> [DATA SECTION]
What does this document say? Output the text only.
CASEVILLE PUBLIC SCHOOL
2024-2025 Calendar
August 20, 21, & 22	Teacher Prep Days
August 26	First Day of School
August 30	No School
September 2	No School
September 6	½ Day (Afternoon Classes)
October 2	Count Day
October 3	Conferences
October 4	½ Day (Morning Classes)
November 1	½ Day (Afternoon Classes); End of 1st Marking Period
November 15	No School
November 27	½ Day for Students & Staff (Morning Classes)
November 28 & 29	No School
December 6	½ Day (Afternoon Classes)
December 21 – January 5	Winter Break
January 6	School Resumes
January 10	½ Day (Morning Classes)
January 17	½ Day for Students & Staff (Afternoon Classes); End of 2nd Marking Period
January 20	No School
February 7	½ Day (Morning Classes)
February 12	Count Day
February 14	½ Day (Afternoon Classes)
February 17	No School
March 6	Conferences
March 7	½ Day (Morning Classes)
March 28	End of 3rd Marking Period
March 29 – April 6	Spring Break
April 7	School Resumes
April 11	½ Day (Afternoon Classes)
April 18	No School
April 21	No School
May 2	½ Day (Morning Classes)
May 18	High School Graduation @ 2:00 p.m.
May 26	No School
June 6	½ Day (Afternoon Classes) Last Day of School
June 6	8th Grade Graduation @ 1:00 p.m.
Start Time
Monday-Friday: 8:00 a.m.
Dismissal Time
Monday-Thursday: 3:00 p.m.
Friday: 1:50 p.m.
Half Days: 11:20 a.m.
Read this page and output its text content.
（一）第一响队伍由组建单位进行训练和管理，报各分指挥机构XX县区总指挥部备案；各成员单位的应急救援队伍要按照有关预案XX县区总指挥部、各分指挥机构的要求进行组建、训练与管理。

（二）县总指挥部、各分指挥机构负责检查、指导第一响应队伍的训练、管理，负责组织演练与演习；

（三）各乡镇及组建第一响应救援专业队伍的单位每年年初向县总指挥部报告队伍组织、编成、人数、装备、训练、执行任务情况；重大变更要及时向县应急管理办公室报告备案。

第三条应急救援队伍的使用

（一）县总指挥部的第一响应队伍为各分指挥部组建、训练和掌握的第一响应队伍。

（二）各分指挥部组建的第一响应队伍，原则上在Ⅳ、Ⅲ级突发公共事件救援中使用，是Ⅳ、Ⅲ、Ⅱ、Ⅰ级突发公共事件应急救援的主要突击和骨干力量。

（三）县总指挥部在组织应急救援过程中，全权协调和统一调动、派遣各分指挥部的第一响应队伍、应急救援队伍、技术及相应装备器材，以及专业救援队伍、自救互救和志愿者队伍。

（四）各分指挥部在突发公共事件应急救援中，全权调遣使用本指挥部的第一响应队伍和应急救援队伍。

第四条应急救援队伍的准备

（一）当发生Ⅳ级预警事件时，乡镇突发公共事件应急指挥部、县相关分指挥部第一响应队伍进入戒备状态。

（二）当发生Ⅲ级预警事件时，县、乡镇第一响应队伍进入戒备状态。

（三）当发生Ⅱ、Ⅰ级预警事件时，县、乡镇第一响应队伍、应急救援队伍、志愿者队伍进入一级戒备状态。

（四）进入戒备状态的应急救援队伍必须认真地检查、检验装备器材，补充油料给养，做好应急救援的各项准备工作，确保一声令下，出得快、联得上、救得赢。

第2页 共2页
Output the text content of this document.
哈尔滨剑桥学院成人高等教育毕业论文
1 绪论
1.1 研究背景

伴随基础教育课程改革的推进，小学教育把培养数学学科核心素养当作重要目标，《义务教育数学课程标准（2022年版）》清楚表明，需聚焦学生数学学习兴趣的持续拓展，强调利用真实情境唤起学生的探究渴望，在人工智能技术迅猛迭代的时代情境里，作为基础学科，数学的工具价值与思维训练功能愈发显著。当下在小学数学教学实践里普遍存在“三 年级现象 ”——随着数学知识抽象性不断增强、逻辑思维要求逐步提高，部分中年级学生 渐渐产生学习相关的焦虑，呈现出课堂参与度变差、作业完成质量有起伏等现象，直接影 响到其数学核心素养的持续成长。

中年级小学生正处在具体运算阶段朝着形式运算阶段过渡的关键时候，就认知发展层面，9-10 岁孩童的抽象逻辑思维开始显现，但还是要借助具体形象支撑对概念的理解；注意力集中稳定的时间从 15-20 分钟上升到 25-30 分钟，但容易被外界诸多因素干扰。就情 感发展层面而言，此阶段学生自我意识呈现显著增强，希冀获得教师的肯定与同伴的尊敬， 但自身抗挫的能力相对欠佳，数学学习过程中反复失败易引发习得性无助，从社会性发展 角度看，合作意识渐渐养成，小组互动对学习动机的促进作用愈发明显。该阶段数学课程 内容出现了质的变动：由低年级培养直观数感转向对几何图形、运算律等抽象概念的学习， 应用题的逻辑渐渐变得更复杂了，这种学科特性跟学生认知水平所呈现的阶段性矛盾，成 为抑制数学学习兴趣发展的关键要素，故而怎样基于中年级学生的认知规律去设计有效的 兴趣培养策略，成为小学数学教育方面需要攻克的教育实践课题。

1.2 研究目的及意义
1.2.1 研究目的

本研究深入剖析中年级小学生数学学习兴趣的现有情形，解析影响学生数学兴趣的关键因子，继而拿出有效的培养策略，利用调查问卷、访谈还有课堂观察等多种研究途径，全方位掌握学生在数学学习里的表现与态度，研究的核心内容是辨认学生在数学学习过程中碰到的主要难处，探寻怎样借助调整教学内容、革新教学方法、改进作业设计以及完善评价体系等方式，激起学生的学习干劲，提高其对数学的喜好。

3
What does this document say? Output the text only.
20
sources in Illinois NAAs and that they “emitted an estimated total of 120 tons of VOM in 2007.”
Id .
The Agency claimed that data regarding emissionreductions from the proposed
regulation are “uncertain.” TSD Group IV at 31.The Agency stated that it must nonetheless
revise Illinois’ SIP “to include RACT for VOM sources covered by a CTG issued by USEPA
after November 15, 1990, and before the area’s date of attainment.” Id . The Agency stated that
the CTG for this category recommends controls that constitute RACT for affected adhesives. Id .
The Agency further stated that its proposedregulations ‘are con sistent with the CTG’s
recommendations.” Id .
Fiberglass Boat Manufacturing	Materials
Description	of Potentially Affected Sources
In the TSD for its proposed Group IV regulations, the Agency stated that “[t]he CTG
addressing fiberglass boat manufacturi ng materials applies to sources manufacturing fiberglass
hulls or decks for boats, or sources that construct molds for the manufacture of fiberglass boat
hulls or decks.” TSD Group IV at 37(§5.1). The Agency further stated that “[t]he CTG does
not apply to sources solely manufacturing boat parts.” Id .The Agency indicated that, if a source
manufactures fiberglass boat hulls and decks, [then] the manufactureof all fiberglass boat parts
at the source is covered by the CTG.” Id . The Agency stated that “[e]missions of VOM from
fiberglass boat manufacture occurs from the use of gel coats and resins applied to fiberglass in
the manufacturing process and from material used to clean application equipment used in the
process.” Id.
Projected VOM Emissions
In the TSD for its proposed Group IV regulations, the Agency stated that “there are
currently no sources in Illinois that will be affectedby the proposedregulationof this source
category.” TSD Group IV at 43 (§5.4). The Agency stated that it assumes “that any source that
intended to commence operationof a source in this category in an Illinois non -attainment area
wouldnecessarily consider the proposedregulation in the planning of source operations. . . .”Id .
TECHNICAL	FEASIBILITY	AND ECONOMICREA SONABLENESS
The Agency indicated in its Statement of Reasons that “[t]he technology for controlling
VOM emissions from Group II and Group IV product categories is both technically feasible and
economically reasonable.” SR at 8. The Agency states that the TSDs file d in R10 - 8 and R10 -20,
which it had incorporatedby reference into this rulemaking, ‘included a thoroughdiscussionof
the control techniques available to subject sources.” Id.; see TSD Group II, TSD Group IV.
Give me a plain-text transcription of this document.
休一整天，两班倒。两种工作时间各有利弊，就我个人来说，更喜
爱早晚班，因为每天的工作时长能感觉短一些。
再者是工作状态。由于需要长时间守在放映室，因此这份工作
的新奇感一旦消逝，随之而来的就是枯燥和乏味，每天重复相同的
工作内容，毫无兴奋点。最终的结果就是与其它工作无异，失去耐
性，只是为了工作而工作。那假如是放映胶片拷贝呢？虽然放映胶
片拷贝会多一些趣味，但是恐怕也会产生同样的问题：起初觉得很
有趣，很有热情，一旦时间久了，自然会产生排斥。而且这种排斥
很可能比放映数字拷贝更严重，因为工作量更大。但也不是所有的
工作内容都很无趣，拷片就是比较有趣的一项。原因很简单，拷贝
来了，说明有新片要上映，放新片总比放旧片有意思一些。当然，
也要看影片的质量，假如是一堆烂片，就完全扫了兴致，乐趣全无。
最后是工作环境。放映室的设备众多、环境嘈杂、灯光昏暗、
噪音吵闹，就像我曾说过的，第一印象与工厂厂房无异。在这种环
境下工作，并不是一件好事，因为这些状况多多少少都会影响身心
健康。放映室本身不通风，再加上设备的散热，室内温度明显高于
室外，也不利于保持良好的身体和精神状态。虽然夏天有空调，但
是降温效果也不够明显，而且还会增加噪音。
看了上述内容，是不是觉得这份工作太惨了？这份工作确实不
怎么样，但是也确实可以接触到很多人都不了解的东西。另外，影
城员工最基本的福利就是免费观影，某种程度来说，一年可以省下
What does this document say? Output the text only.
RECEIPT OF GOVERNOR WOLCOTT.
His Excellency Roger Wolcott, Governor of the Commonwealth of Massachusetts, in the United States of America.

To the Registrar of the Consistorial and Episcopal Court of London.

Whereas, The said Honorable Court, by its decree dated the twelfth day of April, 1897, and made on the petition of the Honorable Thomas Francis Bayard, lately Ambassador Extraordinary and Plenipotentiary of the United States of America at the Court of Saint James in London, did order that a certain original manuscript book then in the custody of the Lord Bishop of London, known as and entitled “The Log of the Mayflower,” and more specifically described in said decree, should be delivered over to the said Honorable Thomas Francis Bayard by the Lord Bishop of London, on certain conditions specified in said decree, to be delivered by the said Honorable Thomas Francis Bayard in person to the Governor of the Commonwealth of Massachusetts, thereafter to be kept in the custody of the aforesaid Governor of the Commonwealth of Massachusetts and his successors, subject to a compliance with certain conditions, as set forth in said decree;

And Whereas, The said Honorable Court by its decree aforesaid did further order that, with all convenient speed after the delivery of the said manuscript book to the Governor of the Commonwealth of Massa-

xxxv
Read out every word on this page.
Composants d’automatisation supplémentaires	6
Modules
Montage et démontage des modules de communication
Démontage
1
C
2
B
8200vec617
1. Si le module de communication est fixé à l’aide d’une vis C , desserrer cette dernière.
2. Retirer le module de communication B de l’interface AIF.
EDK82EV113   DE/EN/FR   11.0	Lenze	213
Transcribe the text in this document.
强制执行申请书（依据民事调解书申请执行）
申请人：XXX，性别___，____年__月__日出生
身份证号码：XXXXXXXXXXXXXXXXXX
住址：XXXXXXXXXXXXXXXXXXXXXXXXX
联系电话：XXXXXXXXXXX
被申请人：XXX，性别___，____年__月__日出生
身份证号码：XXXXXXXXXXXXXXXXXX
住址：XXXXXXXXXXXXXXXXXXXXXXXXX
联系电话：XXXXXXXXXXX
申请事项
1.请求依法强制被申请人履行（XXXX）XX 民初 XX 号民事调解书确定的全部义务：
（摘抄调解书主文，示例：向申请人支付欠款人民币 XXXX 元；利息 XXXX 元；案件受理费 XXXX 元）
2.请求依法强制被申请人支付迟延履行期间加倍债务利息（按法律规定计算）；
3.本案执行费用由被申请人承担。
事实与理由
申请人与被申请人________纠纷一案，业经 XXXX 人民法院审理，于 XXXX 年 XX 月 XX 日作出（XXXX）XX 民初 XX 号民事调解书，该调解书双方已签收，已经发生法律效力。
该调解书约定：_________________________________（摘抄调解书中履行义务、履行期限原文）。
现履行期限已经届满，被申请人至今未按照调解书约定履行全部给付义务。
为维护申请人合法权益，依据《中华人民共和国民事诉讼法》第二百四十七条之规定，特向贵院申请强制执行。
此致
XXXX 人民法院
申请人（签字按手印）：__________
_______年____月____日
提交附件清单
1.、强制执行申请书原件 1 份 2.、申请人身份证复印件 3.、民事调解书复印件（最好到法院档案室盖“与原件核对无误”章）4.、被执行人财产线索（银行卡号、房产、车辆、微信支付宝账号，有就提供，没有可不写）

> [EXERCISE OBJECTIVE] Which lines contain "Commonwealth"? Show each of them.

> [RESPONSE BELOW]
His Excellency Roger Wolcott, Governor of the Commonwealth of Massachusetts, in the United States of America.
Whereas, The said Honorable Court, by its decree dated the twelfth day of April, 1897, and made on the petition of the Honorable Thomas Francis Bayard, lately Ambassador Extraordinary and Plenipotentiary of the United States of America at the Court of Saint James in London, did order that a certain original manuscript book then in the custody of the Lord Bishop of London, known as and entitled “The Log of the Mayflower,” and more specifically described in said decree, should be delivered over to the said Honorable Thomas Francis Bayard by the Lord Bishop of London, on certain conditions specified in said decree, to be delivered by the said Honorable Thomas Francis Bayard in person to the Governor of the Commonwealth of Massachusetts, thereafter to be kept in the custody of the aforesaid Governor of the Commonwealth of Massachusetts and his successors, subject to a compliance with certain conditions, as set forth in said decree;
And Whereas, The said Honorable Court by its decree aforesaid did further order that, with all convenient speed after the delivery of the said manuscript book to the Governor of the Commonwealth of Massa-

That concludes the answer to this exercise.